- **EXTRACT TO READ**:
━━━━━━

Looping with Beautifulsoup - Printable Version

Looping with Beautifulsoup - Printable Version

+- Python Forum (https://python-forum.io)
+-- Forum: Python Coding (https://python-forum.io/forum-7.html)
+--- Forum: Web Scraping & Web Development (https://python-forum.io/forum-13.html)
+--- Thread: Looping with Beautifulsoup (/thread-15564.html)

Looping with Beautifulsoup - CaptainCsaba - Jan-22-2019

Hi!

This is my very first python script, I will probably make some noob mistakes and I apologise for that.
So I have a txt file that is full of URLS, they are all in new lines. I created a scrips which basically goes onto one of these sites and gets 7 things we need and it put's it into an excel file. It works perfectly if I use for example (and remove the looping):

my_url = 'https://www.londonstockexchange.com/exchange/prices-and-markets/stocks/summary/company-summary/GB00BH4HKS39GBGBXSET1.html?lang=en'

However if I want to create a loop for it, which means going into the "input.txt" file and reading a line, webscraping it and putting it into excel and repeating it until it reaches the end of the list there is just simply nothing that gets created.

━━━━━━

- **REQUIREMENT**:
In the forum post about looping with Beautifulsoup, how many things does the script collect from each site, and where does it put them?

- **GIVEN DATA**:
━━━━━━

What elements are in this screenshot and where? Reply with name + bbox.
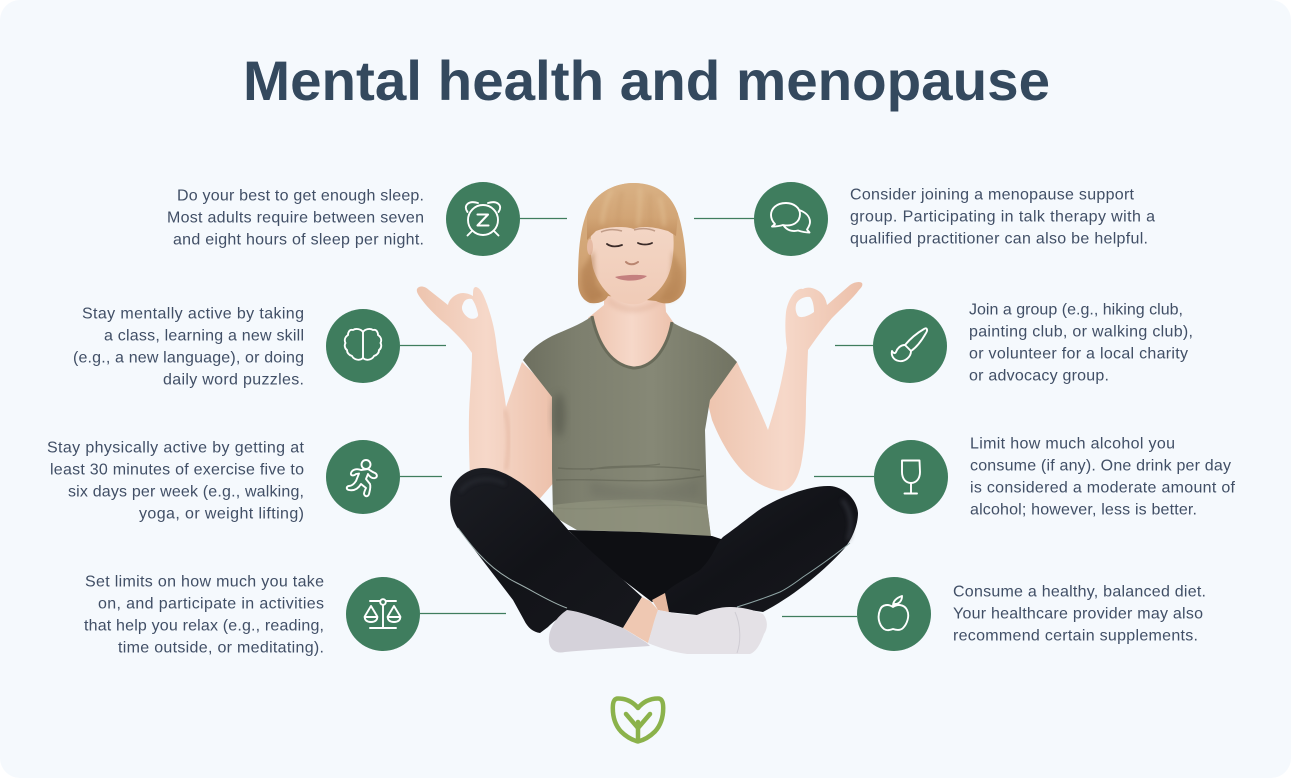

━━━━━━

- **SOLUTION FOR THIS EXERCISE**:
It collects 7 things from each site and puts them into an Excel file.